Dataset records
====

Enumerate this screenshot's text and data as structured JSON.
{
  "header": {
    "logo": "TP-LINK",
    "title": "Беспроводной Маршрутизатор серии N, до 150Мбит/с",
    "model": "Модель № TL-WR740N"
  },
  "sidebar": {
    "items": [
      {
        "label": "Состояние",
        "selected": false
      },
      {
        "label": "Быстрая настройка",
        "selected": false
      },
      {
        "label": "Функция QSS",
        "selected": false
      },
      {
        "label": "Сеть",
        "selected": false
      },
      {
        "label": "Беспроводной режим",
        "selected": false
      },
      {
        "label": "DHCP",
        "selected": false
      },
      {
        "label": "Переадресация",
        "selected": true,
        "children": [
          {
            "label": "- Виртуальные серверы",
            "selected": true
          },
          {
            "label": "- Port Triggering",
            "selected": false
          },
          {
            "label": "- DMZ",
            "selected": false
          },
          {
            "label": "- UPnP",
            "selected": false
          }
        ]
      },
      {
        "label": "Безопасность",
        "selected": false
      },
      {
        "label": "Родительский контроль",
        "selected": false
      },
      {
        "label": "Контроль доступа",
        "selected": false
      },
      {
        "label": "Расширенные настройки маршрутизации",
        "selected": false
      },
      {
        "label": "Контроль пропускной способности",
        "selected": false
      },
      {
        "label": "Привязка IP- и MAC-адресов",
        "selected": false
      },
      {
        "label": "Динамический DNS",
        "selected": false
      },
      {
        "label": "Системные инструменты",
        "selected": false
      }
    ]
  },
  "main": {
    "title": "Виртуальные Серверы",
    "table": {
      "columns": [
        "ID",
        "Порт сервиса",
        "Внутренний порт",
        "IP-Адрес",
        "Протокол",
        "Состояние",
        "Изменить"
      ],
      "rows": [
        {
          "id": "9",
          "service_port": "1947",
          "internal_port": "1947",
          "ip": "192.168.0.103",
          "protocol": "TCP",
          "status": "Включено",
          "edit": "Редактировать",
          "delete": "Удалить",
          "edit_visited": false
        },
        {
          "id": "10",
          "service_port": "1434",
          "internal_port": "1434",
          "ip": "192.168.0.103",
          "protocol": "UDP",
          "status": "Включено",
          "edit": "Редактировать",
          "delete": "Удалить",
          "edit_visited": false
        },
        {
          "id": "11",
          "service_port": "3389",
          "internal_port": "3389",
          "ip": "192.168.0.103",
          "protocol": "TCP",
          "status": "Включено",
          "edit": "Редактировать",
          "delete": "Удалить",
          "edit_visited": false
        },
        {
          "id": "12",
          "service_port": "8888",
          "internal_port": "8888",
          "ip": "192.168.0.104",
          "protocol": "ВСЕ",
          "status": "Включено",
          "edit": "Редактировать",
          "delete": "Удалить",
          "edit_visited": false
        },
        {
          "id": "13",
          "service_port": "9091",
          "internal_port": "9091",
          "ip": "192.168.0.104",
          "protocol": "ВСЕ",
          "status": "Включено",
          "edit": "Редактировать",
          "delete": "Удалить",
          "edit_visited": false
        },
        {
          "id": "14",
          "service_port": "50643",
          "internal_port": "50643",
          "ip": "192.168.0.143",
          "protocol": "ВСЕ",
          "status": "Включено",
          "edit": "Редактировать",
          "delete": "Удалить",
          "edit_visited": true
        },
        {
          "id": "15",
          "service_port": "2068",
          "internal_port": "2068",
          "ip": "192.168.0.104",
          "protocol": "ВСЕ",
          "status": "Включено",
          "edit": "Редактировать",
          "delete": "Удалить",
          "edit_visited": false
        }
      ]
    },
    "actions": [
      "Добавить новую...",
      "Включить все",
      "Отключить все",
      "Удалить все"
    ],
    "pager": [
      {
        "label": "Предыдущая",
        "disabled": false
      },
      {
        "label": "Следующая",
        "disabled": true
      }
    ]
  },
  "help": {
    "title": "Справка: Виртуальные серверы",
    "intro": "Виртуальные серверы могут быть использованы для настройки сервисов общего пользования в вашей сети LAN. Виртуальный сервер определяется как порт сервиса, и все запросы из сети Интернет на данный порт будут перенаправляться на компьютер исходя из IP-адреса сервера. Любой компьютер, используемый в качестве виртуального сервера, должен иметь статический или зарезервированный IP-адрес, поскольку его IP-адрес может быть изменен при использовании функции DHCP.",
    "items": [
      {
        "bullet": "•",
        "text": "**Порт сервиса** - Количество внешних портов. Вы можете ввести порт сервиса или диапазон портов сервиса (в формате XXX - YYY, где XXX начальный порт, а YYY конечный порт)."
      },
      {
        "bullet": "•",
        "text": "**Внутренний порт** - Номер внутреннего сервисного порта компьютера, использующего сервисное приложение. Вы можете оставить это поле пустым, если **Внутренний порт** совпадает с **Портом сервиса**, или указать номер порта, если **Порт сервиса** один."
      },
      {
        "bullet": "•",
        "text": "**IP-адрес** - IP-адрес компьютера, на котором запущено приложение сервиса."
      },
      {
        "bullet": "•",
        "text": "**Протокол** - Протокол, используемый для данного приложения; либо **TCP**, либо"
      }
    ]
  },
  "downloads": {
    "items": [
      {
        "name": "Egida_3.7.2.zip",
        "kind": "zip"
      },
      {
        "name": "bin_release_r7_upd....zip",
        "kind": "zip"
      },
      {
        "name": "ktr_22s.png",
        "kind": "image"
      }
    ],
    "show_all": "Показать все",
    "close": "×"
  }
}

====

**Task objective**.
Each line of the listing should be echoed back exactly.

**Complete output**.
Enumerate this screenshot's text and data as structured JSON.
{
  "header": {
    "logo": "TP-LINK",
    "title": "Беспроводной Маршрутизатор серии N, до 150Мбит/с",
    "model": "Модель № TL-WR740N"
  },
  "sidebar": {
    "items": [
      {
        "label": "Состояние",
        "selected": false
      },
      {
        "label": "Быстрая настройка",
        "selected": false
      },
      {
        "label": "Функция QSS",
        "selected": false
      },
      {
        "label": "Сеть",
        "selected": false
      },
      {
        "label": "Беспроводной режим",
        "selected": false
      },
      {
        "label": "DHCP",
        "selected": false
      },
      {
        "label": "Переадресация",
        "selected": true,
        "children": [
          {
            "label": "- Виртуальные серверы",
            "selected": true
          },
          {
            "label": "- Port Triggering",
            "selected": false
          },
          {
            "label": "- DMZ",
            "selected": false
          },
          {
            "label": "- UPnP",
            "selected": false
          }
        ]
      },
      {
        "label": "Безопасность",
        "selected": false
      },
      {
        "label": "Родительский контроль",
        "selected": false
      },
      {
        "label": "Контроль доступа",
        "selected": false
      },
      {
        "label": "Расширенные настройки маршрутизации",
        "selected": false
      },
      {
        "label": "Контроль пропускной способности",
        "selected": false
      },
      {
        "label": "Привязка IP- и MAC-адресов",
        "selected": false
      },
      {
        "label": "Динамический DNS",
        "selected": false
      },
      {
        "label": "Системные инструменты",
        "selected": false
      }
    ]
  },
  "main": {
    "title": "Виртуальные Серверы",
    "table": {
      "columns": [
        "ID",
        "Порт сервиса",
        "Внутренний порт",
        "IP-Адрес",
        "Протокол",
        "Состояние",
        "Изменить"
      ],
      "rows": [
        {
          "id": "9",
          "service_port": "1947",
          "internal_port": "1947",
          "ip": "192.168.0.103",
          "protocol": "TCP",
          "status": "Включено",
          "edit": "Редактировать",
          "delete": "Удалить",
          "edit_visited": false
        },
        {
          "id": "10",
          "service_port": "1434",
          "internal_port": "1434",
          "ip": "192.168.0.103",
          "protocol": "UDP",
          "status": "Включено",
          "edit": "Редактировать",
          "delete": "Удалить",
          "edit_visited": false
        },
        {
          "id": "11",
          "service_port": "3389",
          "internal_port": "3389",
          "ip": "192.168.0.103",
          "protocol": "TCP",
          "status": "Включено",
          "edit": "Редактировать",
          "delete": "Удалить",
          "edit_visited": false
        },
        {
          "id": "12",
          "service_port": "8888",
          "internal_port": "8888",
          "ip": "192.168.0.104",
          "protocol": "ВСЕ",
          "status": "Включено",
          "edit": "Редактировать",
          "delete": "Удалить",
          "edit_visited": false
        },
        {
          "id": "13",
          "service_port": "9091",
          "internal_port": "9091",
          "ip": "192.168.0.104",
          "protocol": "ВСЕ",
          "status": "Включено",
          "edit": "Редактировать",
          "delete": "Удалить",
          "edit_visited": false
        },
        {
          "id": "14",
          "service_port": "50643",
          "internal_port": "50643",
          "ip": "192.168.0.143",
          "protocol": "ВСЕ",
          "status": "Включено",
          "edit": "Редактировать",
          "delete": "Удалить",
          "edit_visited": true
        },
        {
          "id": "15",
          "service_port": "2068",
          "internal_port": "2068",
          "ip": "192.168.0.104",
          "protocol": "ВСЕ",
          "status": "Включено",
          "edit": "Редактировать",
          "delete": "Удалить",
          "edit_visited": false
        }
      ]
    },
    "actions": [
      "Добавить новую...",
      "Включить все",
      "Отключить все",
      "Удалить все"
    ],
    "pager": [
      {
        "label": "Предыдущая",
        "disabled": false
      },
      {
        "label": "Следующая",
        "disabled": true
      }
    ]
  },
  "help": {
    "title": "Справка: Виртуальные серверы",
    "intro": "Виртуальные серверы могут быть использованы для настройки сервисов общего пользования в вашей сети LAN. Виртуальный сервер определяется как порт сервиса, и все запросы из сети Интернет на данный порт будут перенаправляться на компьютер исходя из IP-адреса сервера. Любой компьютер, используемый в качестве виртуального сервера, должен иметь статический или зарезервированный IP-адрес, поскольку его IP-адрес может быть изменен при использовании функции DHCP.",
    "items": [
      {
        "bullet": "•",
        "text": "**Порт сервиса** - Количество внешних портов. Вы можете ввести порт сервиса или диапазон портов сервиса (в формате XXX - YYY, где XXX начальный порт, а YYY конечный порт)."
      },
      {
        "bullet": "•",
        "text": "**Внутренний порт** - Номер внутреннего сервисного порта компьютера, использующего сервисное приложение. Вы можете оставить это поле пустым, если **Внутренний порт** совпадает с **Портом сервиса**, или указать номер порта, если **Порт сервиса** один."
      },
      {
        "bullet": "•",
        "text": "**IP-адрес** - IP-адрес компьютера, на котором запущено приложение сервиса."
      },
      {
        "bullet": "•",
        "text": "**Протокол** - Протокол, используемый для данного приложения; либо **TCP**, либо"
      }
    ]
  },
  "downloads": {
    "items": [
      {
        "name": "Egida_3.7.2.zip",
        "kind": "zip"
      },
      {
        "name": "bin_release_r7_upd....zip",
        "kind": "zip"
      },
      {
        "name": "ktr_22s.png",
        "kind": "image"
      }
    ],
    "show_all": "Показать все",
    "close": "×"
  }
}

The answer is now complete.